* **PROVIDED PASSAGE**:
•••

Document Detail


Effects of reiki in clinical practice: a systematic review of randomised clinical trials.
MedLine Citation:
PMID:  18410352     Owner:  NLM     Status:  MEDLINE    
Abstract/OtherAbstract:
INTRODUCTION: The aim of this systematic review is to summarise and critically evaluate the evidence for the effectiveness of reiki. METHODS: We searched the literature using 23 databases from their respective inceptions through to November 2007 (search again 23 January 2008) without language restrictions. Methodological quality was assessed using the Jadad score. RESULTS: The searches identified 205 potentially relevant studies. Nine randomised clinical trials (RCTs) met our inclusion criteria. Two RCTs suggested beneficial effects of reiki compared with sham control on depression, while one RCT did not report intergroup differences. For pain and anxiety, one RCT showed intergroup differences compared with sham control. For stress and hopelessness a further RCT reported effects of reiki and distant reiki compared with distant sham control. For functional recovery after ischaemic stroke there were no intergroup differences compared with sham. There was also no difference for anxiety between groups of pregnant women undergoing amniocentesis. For diabetic neuropathy there were no effects of reiki on pain. A further RCT failed to show the effects of reiki for anxiety and depression in women undergoing breast biopsy compared with conventional care. DISCUSSION: In total, the trial data for any one condition are scarce and independent replications are not available for each condition. Most trials suffered from methodological flaws such as small sample size, inadequate study design and poor reporting. CONCLUSION: In conclusion, the evidence is insufficient to suggest that reiki is an effective treatment for any condition. Therefore the value of reiki remains unproven.

•••

Structured page parsing data
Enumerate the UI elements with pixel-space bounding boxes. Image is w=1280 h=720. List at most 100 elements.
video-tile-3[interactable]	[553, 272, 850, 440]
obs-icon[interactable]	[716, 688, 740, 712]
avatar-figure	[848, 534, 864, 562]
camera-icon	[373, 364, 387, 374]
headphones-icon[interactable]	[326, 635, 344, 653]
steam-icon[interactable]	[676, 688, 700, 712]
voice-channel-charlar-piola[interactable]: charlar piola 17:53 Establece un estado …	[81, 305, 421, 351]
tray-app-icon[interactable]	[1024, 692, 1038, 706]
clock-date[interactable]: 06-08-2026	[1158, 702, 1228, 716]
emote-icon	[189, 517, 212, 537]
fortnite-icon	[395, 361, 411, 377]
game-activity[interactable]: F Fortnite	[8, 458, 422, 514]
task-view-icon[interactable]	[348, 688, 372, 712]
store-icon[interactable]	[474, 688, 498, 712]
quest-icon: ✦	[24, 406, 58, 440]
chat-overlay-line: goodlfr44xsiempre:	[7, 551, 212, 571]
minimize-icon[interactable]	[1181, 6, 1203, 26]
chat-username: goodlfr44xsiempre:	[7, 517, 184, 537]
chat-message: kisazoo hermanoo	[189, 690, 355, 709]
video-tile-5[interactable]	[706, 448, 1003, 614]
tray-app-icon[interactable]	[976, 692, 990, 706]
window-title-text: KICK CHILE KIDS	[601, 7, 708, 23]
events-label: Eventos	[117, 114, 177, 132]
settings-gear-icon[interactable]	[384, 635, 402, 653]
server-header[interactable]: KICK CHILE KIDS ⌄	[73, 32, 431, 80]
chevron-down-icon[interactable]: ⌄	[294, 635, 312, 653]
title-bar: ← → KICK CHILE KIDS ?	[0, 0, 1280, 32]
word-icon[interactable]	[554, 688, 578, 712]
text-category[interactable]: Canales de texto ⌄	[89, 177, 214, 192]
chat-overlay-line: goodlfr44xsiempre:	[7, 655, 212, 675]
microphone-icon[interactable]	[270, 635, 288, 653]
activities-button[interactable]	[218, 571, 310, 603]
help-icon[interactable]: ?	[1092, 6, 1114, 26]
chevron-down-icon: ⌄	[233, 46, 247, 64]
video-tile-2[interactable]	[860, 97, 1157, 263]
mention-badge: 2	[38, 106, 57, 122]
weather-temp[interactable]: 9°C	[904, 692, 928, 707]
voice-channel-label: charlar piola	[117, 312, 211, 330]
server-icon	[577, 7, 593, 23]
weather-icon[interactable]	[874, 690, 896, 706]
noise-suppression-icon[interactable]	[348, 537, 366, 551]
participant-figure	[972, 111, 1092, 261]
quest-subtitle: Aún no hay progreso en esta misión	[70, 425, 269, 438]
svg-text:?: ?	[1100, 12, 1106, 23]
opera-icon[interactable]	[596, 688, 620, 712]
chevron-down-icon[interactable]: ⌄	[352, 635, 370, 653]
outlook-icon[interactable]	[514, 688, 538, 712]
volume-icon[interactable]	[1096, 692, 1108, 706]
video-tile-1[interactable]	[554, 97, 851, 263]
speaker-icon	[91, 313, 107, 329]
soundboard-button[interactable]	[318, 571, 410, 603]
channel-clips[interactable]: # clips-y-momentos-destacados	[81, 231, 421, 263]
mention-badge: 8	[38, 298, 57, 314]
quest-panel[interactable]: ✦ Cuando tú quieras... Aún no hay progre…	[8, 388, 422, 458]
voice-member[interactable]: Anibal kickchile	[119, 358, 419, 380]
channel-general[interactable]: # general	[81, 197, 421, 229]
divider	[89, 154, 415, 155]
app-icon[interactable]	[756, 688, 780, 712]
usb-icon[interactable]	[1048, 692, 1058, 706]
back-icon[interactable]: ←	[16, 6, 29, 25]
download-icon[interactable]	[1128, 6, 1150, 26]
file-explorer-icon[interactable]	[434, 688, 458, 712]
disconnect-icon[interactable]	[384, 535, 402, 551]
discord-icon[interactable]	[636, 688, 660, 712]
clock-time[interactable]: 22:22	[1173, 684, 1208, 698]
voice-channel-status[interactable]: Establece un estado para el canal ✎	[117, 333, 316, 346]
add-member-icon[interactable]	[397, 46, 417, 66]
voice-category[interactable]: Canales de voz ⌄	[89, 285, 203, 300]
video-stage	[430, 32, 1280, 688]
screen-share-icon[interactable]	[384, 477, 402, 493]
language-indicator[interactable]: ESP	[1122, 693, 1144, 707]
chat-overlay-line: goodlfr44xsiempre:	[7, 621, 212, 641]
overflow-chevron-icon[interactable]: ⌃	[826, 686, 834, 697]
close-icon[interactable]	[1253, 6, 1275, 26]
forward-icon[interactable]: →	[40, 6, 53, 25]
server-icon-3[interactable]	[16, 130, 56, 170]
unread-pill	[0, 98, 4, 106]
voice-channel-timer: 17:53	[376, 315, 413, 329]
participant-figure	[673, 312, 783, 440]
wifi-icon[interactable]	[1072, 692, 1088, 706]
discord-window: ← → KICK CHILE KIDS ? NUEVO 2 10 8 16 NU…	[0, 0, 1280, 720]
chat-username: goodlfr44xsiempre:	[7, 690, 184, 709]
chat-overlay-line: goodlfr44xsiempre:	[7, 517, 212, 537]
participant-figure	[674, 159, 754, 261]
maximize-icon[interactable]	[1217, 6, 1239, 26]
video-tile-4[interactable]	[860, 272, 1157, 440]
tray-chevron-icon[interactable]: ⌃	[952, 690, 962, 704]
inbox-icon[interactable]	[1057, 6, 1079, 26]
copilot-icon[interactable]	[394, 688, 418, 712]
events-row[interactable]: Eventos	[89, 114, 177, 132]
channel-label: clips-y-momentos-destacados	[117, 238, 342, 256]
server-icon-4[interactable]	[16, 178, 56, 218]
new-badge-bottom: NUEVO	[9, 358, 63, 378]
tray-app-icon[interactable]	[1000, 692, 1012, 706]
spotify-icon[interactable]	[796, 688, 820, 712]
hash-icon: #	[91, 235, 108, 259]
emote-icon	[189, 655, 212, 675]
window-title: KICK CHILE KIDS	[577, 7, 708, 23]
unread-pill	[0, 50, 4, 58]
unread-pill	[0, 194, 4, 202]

•••

* **WHAT YOU ARE ASKED TO DO**: Can you print the reiki review abstract in full, word for word? The records play no part here.

* **ANSWER TO THE EXERCISE**:
Document Detail


Effects of reiki in clinical practice: a systematic review of randomised clinical trials.
MedLine Citation:
PMID:  18410352     Owner:  NLM     Status:  MEDLINE    
Abstract/OtherAbstract:
INTRODUCTION: The aim of this systematic review is to summarise and critically evaluate the evidence for the effectiveness of reiki. METHODS: We searched the literature using 23 databases from their respective inceptions through to November 2007 (search again 23 January 2008) without language restrictions. Methodological quality was assessed using the Jadad score. RESULTS: The searches identified 205 potentially relevant studies. Nine randomised clinical trials (RCTs) met our inclusion criteria. Two RCTs suggested beneficial effects of reiki compared with sham control on depression, while one RCT did not report intergroup differences. For pain and anxiety, one RCT showed intergroup differences compared with sham control. For stress and hopelessness a further RCT reported effects of reiki and distant reiki compared with distant sham control. For functional recovery after ischaemic stroke there were no intergroup differences compared with sham. There was also no difference for anxiety between groups of pregnant women undergoing amniocentesis. For diabetic neuropathy there were no effects of reiki on pain. A further RCT failed to show the effects of reiki for anxiety and depression in women undergoing breast biopsy compared with conventional care. DISCUSSION: In total, the trial data for any one condition are scarce and independent replications are not available for each condition. Most trials suffered from methodological flaws such as small sample size, inadequate study design and poor reporting. CONCLUSION: In conclusion, the evidence is insufficient to suggest that reiki is an effective treatment for any condition. Therefore the value of reiki remains unproven.